* _Short task_: Report all lines holding "loss".

(Extracts from a graphics dataset)
----------

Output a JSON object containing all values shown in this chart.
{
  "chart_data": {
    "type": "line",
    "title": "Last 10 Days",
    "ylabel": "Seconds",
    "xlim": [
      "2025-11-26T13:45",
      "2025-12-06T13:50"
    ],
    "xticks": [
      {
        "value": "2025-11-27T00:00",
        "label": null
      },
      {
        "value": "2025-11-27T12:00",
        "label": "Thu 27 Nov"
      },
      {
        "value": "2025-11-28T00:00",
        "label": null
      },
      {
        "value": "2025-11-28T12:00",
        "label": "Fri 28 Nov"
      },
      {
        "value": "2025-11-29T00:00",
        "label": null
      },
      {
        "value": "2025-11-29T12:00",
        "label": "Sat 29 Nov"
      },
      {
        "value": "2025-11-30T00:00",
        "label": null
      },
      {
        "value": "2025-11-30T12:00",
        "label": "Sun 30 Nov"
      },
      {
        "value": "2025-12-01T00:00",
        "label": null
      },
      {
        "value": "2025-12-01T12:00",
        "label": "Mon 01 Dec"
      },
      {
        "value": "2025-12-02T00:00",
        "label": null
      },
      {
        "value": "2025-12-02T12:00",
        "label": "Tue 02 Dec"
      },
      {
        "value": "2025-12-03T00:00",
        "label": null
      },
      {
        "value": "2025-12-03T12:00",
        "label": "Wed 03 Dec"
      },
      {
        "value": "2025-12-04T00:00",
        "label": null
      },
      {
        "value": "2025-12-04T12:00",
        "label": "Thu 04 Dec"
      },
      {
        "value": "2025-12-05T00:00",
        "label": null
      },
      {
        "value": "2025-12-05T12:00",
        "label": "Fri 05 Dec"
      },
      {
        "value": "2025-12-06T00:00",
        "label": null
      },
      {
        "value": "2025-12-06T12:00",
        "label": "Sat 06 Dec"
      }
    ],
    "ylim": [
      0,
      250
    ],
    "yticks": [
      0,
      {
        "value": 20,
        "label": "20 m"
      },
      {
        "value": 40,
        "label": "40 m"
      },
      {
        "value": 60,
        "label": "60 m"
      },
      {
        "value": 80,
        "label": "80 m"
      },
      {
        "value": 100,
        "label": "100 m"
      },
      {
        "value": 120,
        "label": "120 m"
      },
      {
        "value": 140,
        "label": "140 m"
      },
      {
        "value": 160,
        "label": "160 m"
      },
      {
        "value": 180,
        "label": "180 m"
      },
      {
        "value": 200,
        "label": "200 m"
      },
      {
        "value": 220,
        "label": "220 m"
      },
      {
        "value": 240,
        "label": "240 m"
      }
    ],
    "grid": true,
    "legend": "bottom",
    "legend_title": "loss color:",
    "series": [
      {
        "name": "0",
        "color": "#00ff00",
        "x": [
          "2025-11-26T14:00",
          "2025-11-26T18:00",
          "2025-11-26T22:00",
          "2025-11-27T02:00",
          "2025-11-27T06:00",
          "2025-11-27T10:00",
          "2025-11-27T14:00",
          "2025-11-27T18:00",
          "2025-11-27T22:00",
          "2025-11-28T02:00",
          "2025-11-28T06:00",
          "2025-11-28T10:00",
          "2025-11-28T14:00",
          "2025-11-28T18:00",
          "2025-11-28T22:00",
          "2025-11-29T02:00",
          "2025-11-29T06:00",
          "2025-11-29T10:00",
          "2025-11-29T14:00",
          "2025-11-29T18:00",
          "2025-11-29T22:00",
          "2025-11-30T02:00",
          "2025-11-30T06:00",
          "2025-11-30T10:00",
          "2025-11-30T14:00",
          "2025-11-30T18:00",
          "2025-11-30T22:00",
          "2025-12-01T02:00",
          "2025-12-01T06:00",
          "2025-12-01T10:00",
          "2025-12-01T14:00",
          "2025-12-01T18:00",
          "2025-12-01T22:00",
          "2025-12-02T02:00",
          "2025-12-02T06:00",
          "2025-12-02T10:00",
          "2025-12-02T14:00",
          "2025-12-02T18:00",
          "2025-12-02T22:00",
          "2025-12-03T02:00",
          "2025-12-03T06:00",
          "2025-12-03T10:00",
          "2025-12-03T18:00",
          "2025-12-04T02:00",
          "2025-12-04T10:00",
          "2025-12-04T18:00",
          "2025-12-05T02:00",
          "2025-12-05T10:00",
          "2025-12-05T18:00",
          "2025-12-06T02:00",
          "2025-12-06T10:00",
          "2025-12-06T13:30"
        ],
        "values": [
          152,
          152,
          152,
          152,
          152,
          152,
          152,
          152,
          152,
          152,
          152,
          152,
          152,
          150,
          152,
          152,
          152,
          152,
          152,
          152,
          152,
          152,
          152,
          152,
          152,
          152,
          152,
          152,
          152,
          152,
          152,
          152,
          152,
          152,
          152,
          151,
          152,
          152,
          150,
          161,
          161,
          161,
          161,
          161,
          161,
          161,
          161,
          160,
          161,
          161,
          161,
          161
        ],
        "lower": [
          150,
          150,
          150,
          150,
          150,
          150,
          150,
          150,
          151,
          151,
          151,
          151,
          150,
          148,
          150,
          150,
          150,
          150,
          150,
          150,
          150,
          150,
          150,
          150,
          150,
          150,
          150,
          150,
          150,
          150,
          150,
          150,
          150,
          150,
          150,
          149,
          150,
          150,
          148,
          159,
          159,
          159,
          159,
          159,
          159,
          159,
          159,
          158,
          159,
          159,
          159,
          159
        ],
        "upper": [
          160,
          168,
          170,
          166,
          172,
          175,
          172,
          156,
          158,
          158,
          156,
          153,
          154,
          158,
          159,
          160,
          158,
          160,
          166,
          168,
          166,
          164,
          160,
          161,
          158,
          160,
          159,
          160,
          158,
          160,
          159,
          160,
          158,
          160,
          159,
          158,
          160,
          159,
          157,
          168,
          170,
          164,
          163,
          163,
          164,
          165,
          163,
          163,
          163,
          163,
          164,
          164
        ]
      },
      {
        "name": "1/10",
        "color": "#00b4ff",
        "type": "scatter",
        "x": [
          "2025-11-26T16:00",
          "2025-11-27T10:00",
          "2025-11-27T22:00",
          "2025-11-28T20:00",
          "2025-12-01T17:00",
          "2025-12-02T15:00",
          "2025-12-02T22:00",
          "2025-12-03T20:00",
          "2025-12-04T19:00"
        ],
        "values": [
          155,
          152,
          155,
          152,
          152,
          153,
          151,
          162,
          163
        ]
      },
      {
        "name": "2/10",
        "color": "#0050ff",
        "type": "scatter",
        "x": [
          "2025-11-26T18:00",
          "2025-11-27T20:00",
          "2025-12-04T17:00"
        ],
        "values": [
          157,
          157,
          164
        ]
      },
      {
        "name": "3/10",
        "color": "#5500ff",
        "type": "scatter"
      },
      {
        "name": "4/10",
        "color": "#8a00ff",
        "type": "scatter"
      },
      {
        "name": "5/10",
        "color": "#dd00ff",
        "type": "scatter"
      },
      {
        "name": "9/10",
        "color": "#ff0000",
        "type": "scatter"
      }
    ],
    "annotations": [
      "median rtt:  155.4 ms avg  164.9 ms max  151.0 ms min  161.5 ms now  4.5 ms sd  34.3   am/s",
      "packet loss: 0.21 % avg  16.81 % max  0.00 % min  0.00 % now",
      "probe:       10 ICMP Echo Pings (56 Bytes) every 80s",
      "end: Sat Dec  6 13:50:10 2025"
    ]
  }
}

----------

* _Solution_:
    "legend_title": "loss color:",
      "packet loss: 0.21 % avg  16.81 % max  0.00 % min  0.00 % now",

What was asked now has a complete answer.